[Entries from a visual dataset]
===
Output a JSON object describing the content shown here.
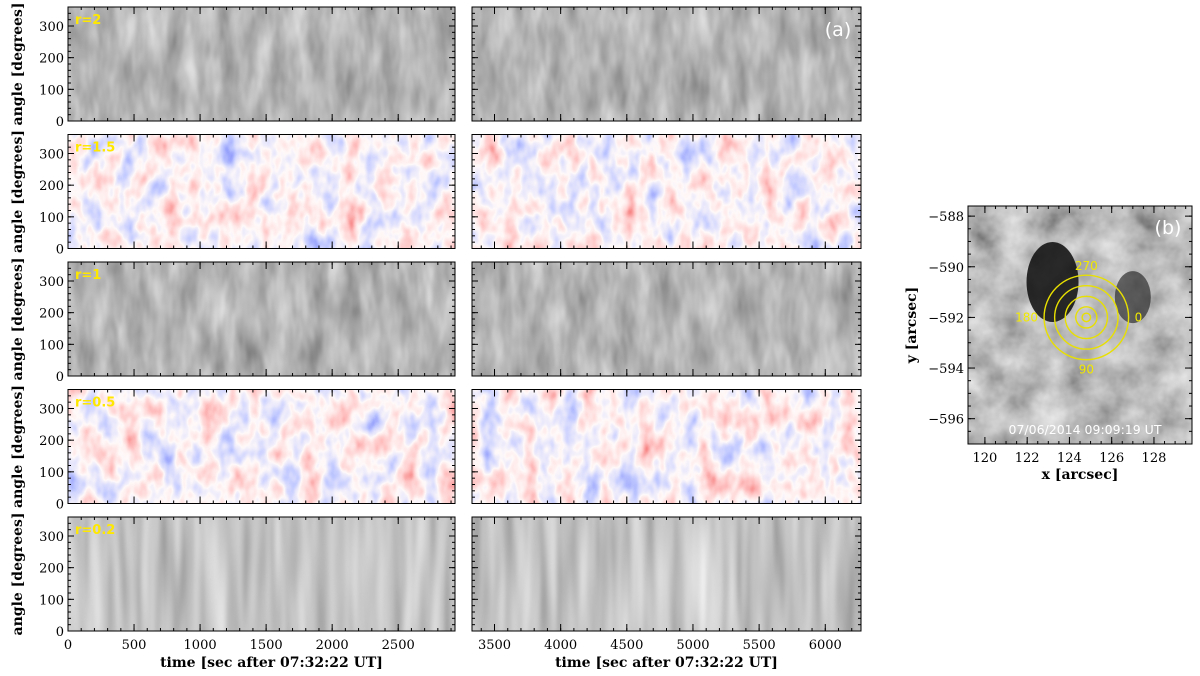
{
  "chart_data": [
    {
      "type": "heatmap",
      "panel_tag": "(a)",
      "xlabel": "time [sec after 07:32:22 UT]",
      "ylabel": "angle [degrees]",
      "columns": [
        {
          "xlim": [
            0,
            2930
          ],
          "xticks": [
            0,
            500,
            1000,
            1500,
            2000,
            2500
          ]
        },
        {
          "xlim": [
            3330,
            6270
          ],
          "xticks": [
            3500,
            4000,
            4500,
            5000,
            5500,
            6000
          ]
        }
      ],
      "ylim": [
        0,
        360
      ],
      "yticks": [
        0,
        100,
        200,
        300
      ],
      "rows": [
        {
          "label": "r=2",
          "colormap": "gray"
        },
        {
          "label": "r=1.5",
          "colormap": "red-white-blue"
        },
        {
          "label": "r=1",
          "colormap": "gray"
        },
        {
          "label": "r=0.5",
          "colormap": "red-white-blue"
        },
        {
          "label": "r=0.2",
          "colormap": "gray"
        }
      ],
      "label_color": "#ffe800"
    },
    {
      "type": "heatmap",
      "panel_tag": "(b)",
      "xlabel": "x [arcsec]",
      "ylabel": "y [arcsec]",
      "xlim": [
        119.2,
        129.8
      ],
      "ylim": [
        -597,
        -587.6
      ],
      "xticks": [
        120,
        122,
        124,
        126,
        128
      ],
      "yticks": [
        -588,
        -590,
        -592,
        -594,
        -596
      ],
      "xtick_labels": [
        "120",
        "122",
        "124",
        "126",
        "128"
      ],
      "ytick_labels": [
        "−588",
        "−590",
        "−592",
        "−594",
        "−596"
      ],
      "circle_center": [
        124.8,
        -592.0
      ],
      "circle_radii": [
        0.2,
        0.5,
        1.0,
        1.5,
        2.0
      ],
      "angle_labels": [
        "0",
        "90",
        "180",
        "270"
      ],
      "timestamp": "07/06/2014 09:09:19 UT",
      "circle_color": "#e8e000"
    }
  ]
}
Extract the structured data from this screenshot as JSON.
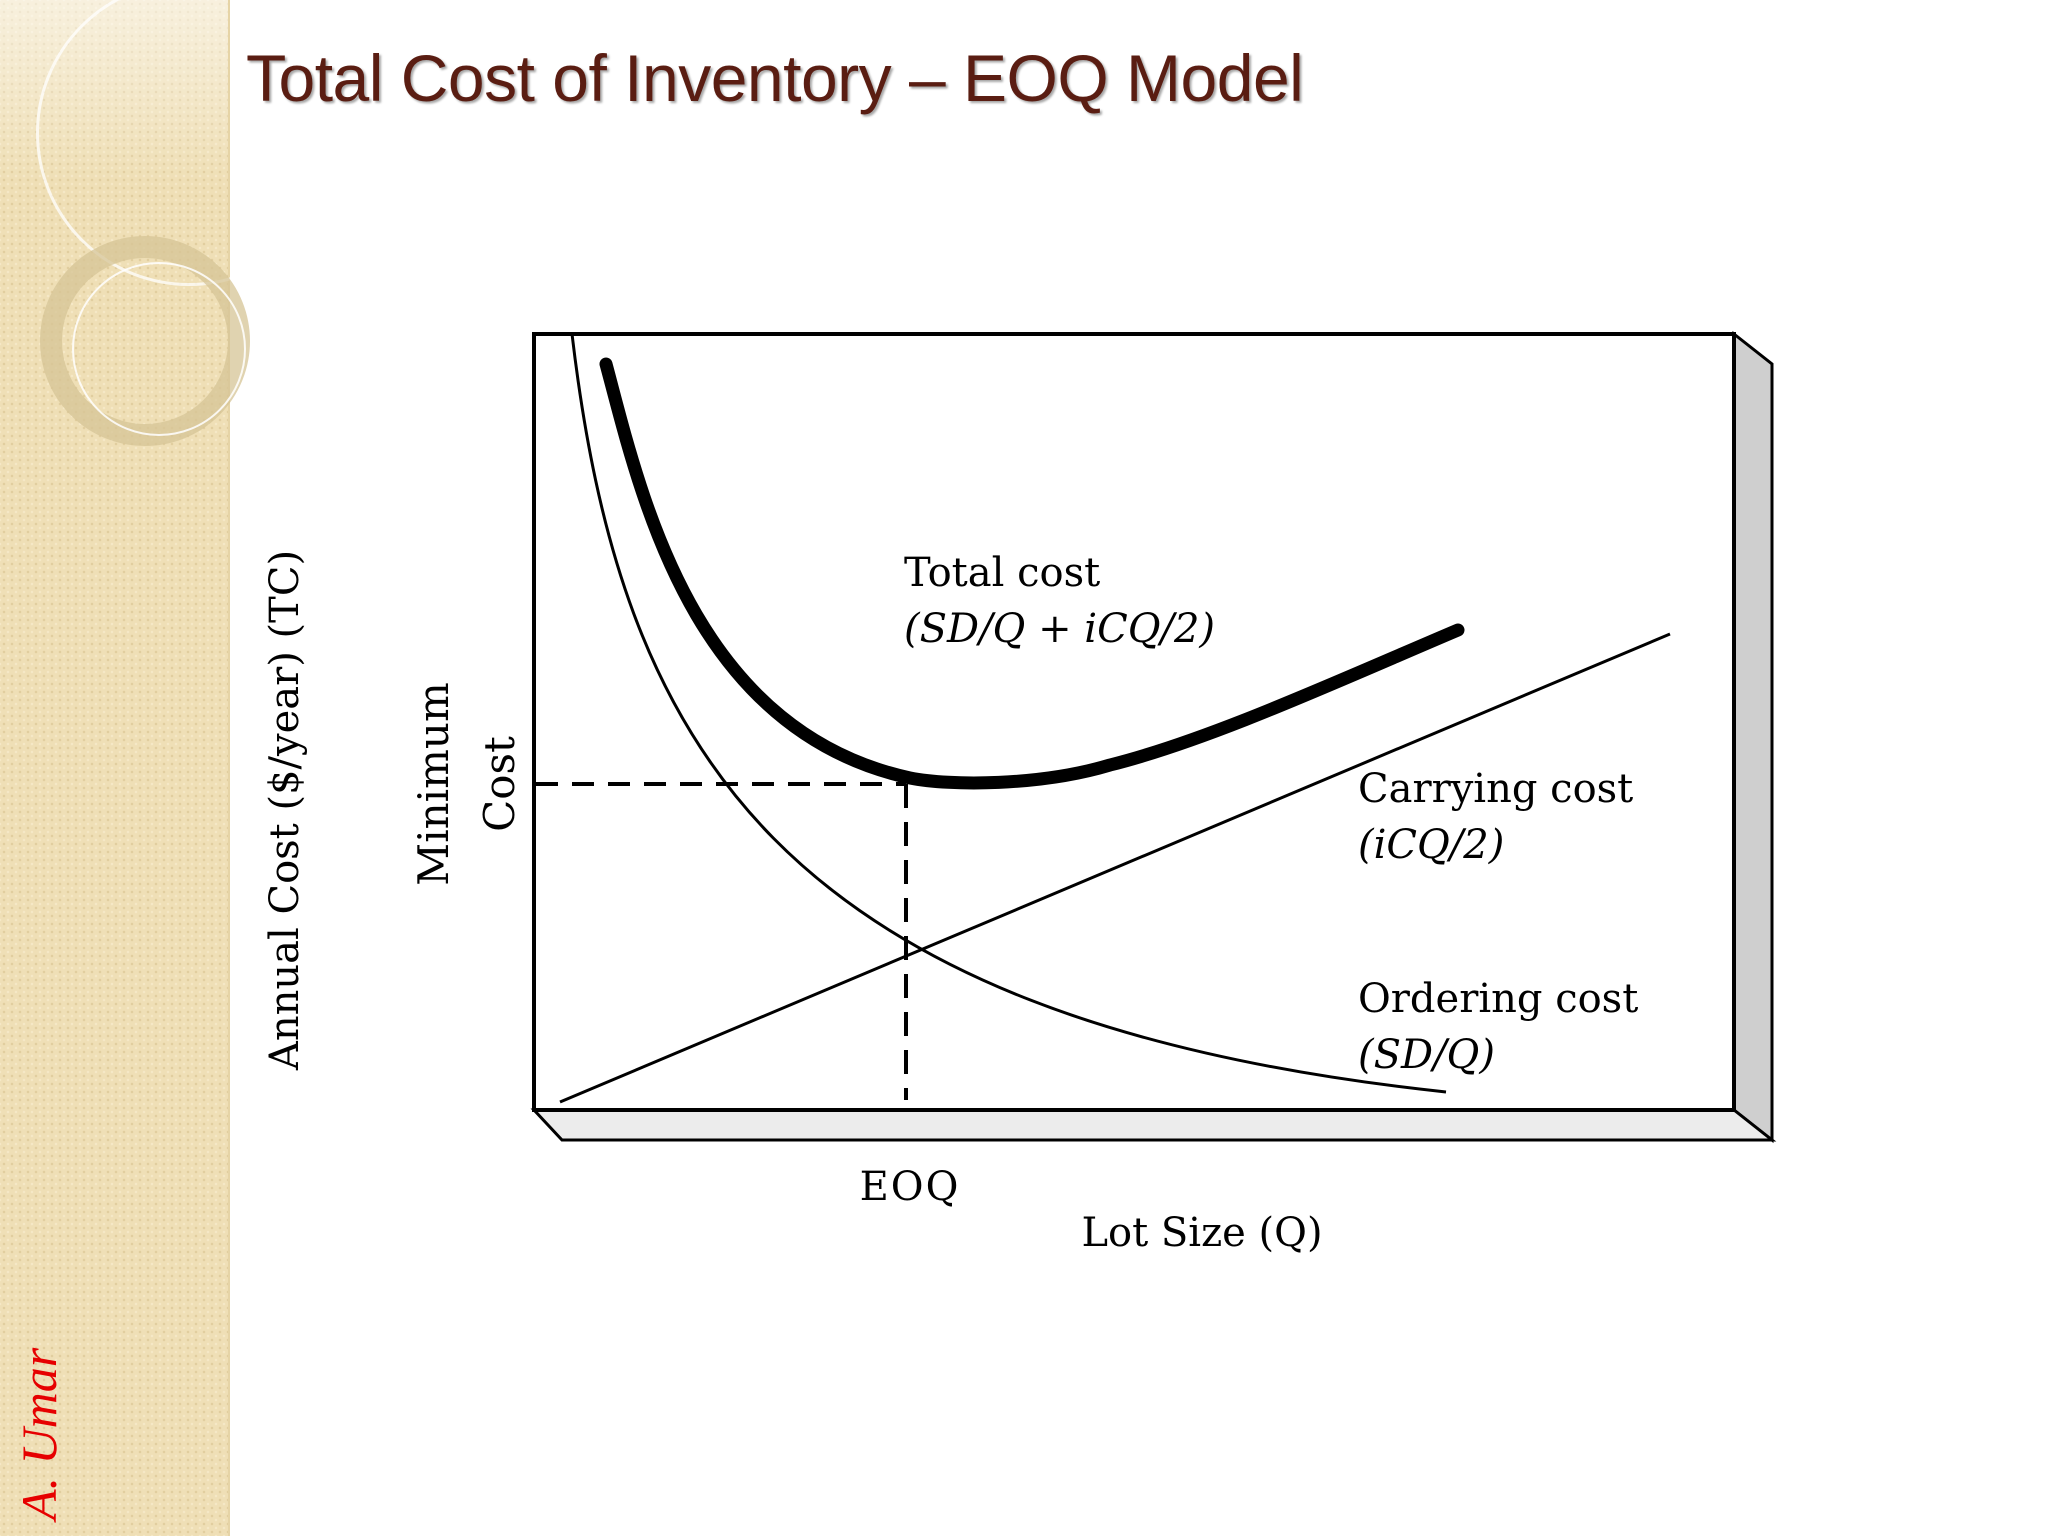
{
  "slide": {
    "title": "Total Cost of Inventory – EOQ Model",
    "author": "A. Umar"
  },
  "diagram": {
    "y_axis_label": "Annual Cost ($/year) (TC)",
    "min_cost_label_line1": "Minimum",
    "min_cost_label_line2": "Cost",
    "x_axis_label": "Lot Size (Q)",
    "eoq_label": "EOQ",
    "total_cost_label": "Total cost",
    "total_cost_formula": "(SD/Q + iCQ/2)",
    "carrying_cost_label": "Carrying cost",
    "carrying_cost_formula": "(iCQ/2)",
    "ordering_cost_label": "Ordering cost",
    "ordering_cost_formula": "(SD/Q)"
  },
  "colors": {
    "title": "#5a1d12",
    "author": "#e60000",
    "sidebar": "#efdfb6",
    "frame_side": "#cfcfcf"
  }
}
===
## Your task
Give back the whole listing as it stands, minus its pictures.

## Exercise solution
Output a JSON object describing the content shown here.
{
  "chart_data": [
    {
      "type": "heatmap",
      "panel_tag": "(a)",
      "xlabel": "time [sec after 07:32:22 UT]",
      "ylabel": "angle [degrees]",
      "columns": [
        {
          "xlim": [
            0,
            2930
          ],
          "xticks": [
            0,
            500,
            1000,
            1500,
            2000,
            2500
          ]
        },
        {
          "xlim": [
            3330,
            6270
          ],
          "xticks": [
            3500,
            4000,
            4500,
            5000,
            5500,
            6000
          ]
        }
      ],
      "ylim": [
        0,
        360
      ],
      "yticks": [
        0,
        100,
        200,
        300
      ],
      "rows": [
        {
          "label": "r=2",
          "colormap": "gray"
        },
        {
          "label": "r=1.5",
          "colormap": "red-white-blue"
        },
        {
          "label": "r=1",
          "colormap": "gray"
        },
        {
          "label": "r=0.5",
          "colormap": "red-white-blue"
        },
        {
          "label": "r=0.2",
          "colormap": "gray"
        }
      ],
      "label_color": "#ffe800"
    },
    {
      "type": "heatmap",
      "panel_tag": "(b)",
      "xlabel": "x [arcsec]",
      "ylabel": "y [arcsec]",
      "xlim": [
        119.2,
        129.8
      ],
      "ylim": [
        -597,
        -587.6
      ],
      "xticks": [
        120,
        122,
        124,
        126,
        128
      ],
      "yticks": [
        -588,
        -590,
        -592,
        -594,
        -596
      ],
      "xtick_labels": [
        "120",
        "122",
        "124",
        "126",
        "128"
      ],
      "ytick_labels": [
        "−588",
        "−590",
        "−592",
        "−594",
        "−596"
      ],
      "circle_center": [
        124.8,
        -592.0
      ],
      "circle_radii": [
        0.2,
        0.5,
        1.0,
        1.5,
        2.0
      ],
      "angle_labels": [
        "0",
        "90",
        "180",
        "270"
      ],
      "timestamp": "07/06/2014 09:09:19 UT",
      "circle_color": "#e8e000"
    }
  ]
}
Extract the structured data from this screenshot as JSON.
{
  "slide": {
    "title": "Total Cost of Inventory – EOQ Model",
    "author": "A. Umar"
  },
  "diagram": {
    "y_axis_label": "Annual Cost ($/year) (TC)",
    "min_cost_label_line1": "Minimum",
    "min_cost_label_line2": "Cost",
    "x_axis_label": "Lot Size (Q)",
    "eoq_label": "EOQ",
    "total_cost_label": "Total cost",
    "total_cost_formula": "(SD/Q + iCQ/2)",
    "carrying_cost_label": "Carrying cost",
    "carrying_cost_formula": "(iCQ/2)",
    "ordering_cost_label": "Ordering cost",
    "ordering_cost_formula": "(SD/Q)"
  },
  "colors": {
    "title": "#5a1d12",
    "author": "#e60000",
    "sidebar": "#efdfb6",
    "frame_side": "#cfcfcf"
  }
}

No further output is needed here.